Goal of the exercise.
Below are some records; retype all of them exactly.

Material for the task.

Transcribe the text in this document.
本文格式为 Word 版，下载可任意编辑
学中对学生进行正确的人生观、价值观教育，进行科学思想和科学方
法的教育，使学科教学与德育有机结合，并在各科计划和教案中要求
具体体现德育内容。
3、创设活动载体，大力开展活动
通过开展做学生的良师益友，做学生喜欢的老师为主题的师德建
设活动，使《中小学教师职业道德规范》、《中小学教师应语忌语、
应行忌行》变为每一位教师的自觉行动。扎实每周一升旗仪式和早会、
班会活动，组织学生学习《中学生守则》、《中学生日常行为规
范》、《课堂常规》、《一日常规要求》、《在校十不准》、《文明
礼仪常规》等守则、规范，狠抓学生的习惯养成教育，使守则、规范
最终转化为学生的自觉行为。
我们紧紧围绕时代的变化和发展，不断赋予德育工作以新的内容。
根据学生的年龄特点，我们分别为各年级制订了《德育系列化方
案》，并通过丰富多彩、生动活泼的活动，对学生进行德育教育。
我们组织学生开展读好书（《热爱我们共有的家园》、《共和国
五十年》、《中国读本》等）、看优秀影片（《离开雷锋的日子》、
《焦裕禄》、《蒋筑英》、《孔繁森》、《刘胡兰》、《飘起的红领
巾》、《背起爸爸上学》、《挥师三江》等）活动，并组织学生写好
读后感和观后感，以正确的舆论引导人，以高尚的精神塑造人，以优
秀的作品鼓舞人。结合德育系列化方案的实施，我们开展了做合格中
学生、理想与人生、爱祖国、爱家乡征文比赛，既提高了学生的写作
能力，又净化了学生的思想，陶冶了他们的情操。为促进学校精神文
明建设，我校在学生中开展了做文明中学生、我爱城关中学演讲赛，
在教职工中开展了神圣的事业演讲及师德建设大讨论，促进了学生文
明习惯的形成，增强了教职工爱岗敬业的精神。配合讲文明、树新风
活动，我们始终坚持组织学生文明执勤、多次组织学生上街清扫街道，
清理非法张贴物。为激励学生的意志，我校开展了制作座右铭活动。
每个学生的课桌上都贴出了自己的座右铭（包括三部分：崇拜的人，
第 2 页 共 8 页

Right answer.
Transcribe the text in this document.
本文格式为 Word 版，下载可任意编辑
学中对学生进行正确的人生观、价值观教育，进行科学思想和科学方
法的教育，使学科教学与德育有机结合，并在各科计划和教案中要求
具体体现德育内容。
3、创设活动载体，大力开展活动
通过开展做学生的良师益友，做学生喜欢的老师为主题的师德建
设活动，使《中小学教师职业道德规范》、《中小学教师应语忌语、
应行忌行》变为每一位教师的自觉行动。扎实每周一升旗仪式和早会、
班会活动，组织学生学习《中学生守则》、《中学生日常行为规
范》、《课堂常规》、《一日常规要求》、《在校十不准》、《文明
礼仪常规》等守则、规范，狠抓学生的习惯养成教育，使守则、规范
最终转化为学生的自觉行为。
我们紧紧围绕时代的变化和发展，不断赋予德育工作以新的内容。
根据学生的年龄特点，我们分别为各年级制订了《德育系列化方
案》，并通过丰富多彩、生动活泼的活动，对学生进行德育教育。
我们组织学生开展读好书（《热爱我们共有的家园》、《共和国
五十年》、《中国读本》等）、看优秀影片（《离开雷锋的日子》、
《焦裕禄》、《蒋筑英》、《孔繁森》、《刘胡兰》、《飘起的红领
巾》、《背起爸爸上学》、《挥师三江》等）活动，并组织学生写好
读后感和观后感，以正确的舆论引导人，以高尚的精神塑造人，以优
秀的作品鼓舞人。结合德育系列化方案的实施，我们开展了做合格中
学生、理想与人生、爱祖国、爱家乡征文比赛，既提高了学生的写作
能力，又净化了学生的思想，陶冶了他们的情操。为促进学校精神文
明建设，我校在学生中开展了做文明中学生、我爱城关中学演讲赛，
在教职工中开展了神圣的事业演讲及师德建设大讨论，促进了学生文
明习惯的形成，增强了教职工爱岗敬业的精神。配合讲文明、树新风
活动，我们始终坚持组织学生文明执勤、多次组织学生上街清扫街道，
清理非法张贴物。为激励学生的意志，我校开展了制作座右铭活动。
每个学生的课桌上都贴出了自己的座右铭（包括三部分：崇拜的人，
第 2 页 共 8 页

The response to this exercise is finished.